▶ [PROVIDED INFORMATION]
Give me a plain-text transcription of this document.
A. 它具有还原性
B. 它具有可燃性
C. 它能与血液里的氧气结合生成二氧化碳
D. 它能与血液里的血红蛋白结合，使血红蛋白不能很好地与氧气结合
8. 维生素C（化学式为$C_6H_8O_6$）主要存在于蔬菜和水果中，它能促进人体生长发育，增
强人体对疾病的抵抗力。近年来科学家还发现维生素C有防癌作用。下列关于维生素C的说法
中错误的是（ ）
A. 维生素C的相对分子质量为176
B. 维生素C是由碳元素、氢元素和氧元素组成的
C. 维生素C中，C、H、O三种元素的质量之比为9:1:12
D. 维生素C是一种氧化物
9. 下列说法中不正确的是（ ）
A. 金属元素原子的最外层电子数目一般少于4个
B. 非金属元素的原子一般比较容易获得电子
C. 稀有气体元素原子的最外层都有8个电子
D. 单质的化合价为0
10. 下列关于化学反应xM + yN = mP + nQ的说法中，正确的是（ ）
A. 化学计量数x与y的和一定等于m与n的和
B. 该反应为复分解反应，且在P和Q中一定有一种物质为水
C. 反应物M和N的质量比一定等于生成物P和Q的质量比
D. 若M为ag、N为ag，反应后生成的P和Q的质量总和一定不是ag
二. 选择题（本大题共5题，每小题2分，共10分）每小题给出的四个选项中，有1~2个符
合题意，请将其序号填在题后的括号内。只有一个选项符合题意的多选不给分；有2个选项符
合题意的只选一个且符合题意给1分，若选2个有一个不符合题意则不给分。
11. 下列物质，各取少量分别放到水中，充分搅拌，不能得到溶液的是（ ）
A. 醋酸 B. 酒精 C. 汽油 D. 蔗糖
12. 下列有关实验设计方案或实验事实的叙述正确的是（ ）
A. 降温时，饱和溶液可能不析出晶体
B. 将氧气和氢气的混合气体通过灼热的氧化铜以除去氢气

▶ [AIM OF THE EXERCISE]
Retype the data exactly as given.

▶ [EXERCISE ANSWER]
Give me a plain-text transcription of this document.
A. 它具有还原性
B. 它具有可燃性
C. 它能与血液里的氧气结合生成二氧化碳
D. 它能与血液里的血红蛋白结合，使血红蛋白不能很好地与氧气结合
8. 维生素C（化学式为$C_6H_8O_6$）主要存在于蔬菜和水果中，它能促进人体生长发育，增
强人体对疾病的抵抗力。近年来科学家还发现维生素C有防癌作用。下列关于维生素C的说法
中错误的是（ ）
A. 维生素C的相对分子质量为176
B. 维生素C是由碳元素、氢元素和氧元素组成的
C. 维生素C中，C、H、O三种元素的质量之比为9:1:12
D. 维生素C是一种氧化物
9. 下列说法中不正确的是（ ）
A. 金属元素原子的最外层电子数目一般少于4个
B. 非金属元素的原子一般比较容易获得电子
C. 稀有气体元素原子的最外层都有8个电子
D. 单质的化合价为0
10. 下列关于化学反应xM + yN = mP + nQ的说法中，正确的是（ ）
A. 化学计量数x与y的和一定等于m与n的和
B. 该反应为复分解反应，且在P和Q中一定有一种物质为水
C. 反应物M和N的质量比一定等于生成物P和Q的质量比
D. 若M为ag、N为ag，反应后生成的P和Q的质量总和一定不是ag
二. 选择题（本大题共5题，每小题2分，共10分）每小题给出的四个选项中，有1~2个符
合题意，请将其序号填在题后的括号内。只有一个选项符合题意的多选不给分；有2个选项符
合题意的只选一个且符合题意给1分，若选2个有一个不符合题意则不给分。
11. 下列物质，各取少量分别放到水中，充分搅拌，不能得到溶液的是（ ）
A. 醋酸 B. 酒精 C. 汽油 D. 蔗糖
12. 下列有关实验设计方案或实验事实的叙述正确的是（ ）
A. 降温时，饱和溶液可能不析出晶体
B. 将氧气和氢气的混合气体通过灼热的氧化铜以除去氢气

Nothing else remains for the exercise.